WORK REQUIRED:
Retype the material that follows, keeping every word as it is.

• • •

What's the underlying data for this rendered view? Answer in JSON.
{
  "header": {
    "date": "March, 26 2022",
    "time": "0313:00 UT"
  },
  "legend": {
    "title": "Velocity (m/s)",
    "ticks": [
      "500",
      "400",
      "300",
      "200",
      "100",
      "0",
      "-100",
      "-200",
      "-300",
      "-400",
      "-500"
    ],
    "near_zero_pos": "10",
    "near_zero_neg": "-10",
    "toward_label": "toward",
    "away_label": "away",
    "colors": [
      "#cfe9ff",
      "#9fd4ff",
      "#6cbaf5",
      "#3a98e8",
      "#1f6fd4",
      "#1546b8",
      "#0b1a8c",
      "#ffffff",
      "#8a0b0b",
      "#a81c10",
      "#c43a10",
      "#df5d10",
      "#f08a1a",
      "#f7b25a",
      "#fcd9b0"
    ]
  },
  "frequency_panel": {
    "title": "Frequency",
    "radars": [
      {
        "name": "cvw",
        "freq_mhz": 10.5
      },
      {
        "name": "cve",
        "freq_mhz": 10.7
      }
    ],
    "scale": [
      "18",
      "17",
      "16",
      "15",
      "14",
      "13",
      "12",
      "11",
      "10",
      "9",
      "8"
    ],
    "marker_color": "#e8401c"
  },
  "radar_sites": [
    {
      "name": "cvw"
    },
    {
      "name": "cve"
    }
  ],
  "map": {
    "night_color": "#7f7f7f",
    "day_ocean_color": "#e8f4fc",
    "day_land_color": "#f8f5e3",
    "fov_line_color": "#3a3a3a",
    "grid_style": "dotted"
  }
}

• • •

WRITTEN RESPONSE:
What's the underlying data for this rendered view? Answer in JSON.
{
  "header": {
    "date": "March, 26 2022",
    "time": "0313:00 UT"
  },
  "legend": {
    "title": "Velocity (m/s)",
    "ticks": [
      "500",
      "400",
      "300",
      "200",
      "100",
      "0",
      "-100",
      "-200",
      "-300",
      "-400",
      "-500"
    ],
    "near_zero_pos": "10",
    "near_zero_neg": "-10",
    "toward_label": "toward",
    "away_label": "away",
    "colors": [
      "#cfe9ff",
      "#9fd4ff",
      "#6cbaf5",
      "#3a98e8",
      "#1f6fd4",
      "#1546b8",
      "#0b1a8c",
      "#ffffff",
      "#8a0b0b",
      "#a81c10",
      "#c43a10",
      "#df5d10",
      "#f08a1a",
      "#f7b25a",
      "#fcd9b0"
    ]
  },
  "frequency_panel": {
    "title": "Frequency",
    "radars": [
      {
        "name": "cvw",
        "freq_mhz": 10.5
      },
      {
        "name": "cve",
        "freq_mhz": 10.7
      }
    ],
    "scale": [
      "18",
      "17",
      "16",
      "15",
      "14",
      "13",
      "12",
      "11",
      "10",
      "9",
      "8"
    ],
    "marker_color": "#e8401c"
  },
  "radar_sites": [
    {
      "name": "cvw"
    },
    {
      "name": "cve"
    }
  ],
  "map": {
    "night_color": "#7f7f7f",
    "day_ocean_color": "#e8f4fc",
    "day_land_color": "#f8f5e3",
    "fov_line_color": "#3a3a3a",
    "grid_style": "dotted"
  }
}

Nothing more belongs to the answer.